> _GOAL OF THE EXERCISE_
Each line of the material below should be reproduced exactly.

> _DATA ENTRIES_
::::::::

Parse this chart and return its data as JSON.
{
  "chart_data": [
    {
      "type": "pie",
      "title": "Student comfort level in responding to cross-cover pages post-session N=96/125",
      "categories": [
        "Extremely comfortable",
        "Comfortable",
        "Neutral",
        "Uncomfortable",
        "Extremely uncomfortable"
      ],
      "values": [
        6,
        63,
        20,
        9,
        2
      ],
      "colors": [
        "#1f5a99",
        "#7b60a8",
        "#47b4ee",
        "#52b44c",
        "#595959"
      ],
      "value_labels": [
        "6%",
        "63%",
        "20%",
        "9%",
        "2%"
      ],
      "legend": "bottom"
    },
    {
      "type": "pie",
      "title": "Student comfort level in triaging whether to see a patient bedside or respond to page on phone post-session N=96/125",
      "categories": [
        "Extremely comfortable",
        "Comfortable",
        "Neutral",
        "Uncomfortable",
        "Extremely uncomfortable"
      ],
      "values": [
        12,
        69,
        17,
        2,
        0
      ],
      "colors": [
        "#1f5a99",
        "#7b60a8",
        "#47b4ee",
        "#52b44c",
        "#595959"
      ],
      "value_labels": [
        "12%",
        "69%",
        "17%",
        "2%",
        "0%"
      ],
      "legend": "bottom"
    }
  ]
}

::::::::

> _SOLUTION BELOW_
Parse this chart and return its data as JSON.
{
  "chart_data": [
    {
      "type": "pie",
      "title": "Student comfort level in responding to cross-cover pages post-session N=96/125",
      "categories": [
        "Extremely comfortable",
        "Comfortable",
        "Neutral",
        "Uncomfortable",
        "Extremely uncomfortable"
      ],
      "values": [
        6,
        63,
        20,
        9,
        2
      ],
      "colors": [
        "#1f5a99",
        "#7b60a8",
        "#47b4ee",
        "#52b44c",
        "#595959"
      ],
      "value_labels": [
        "6%",
        "63%",
        "20%",
        "9%",
        "2%"
      ],
      "legend": "bottom"
    },
    {
      "type": "pie",
      "title": "Student comfort level in triaging whether to see a patient bedside or respond to page on phone post-session N=96/125",
      "categories": [
        "Extremely comfortable",
        "Comfortable",
        "Neutral",
        "Uncomfortable",
        "Extremely uncomfortable"
      ],
      "values": [
        12,
        69,
        17,
        2,
        0
      ],
      "colors": [
        "#1f5a99",
        "#7b60a8",
        "#47b4ee",
        "#52b44c",
        "#595959"
      ],
      "value_labels": [
        "12%",
        "69%",
        "17%",
        "2%",
        "0%"
      ],
      "legend": "bottom"
    }
  ]
}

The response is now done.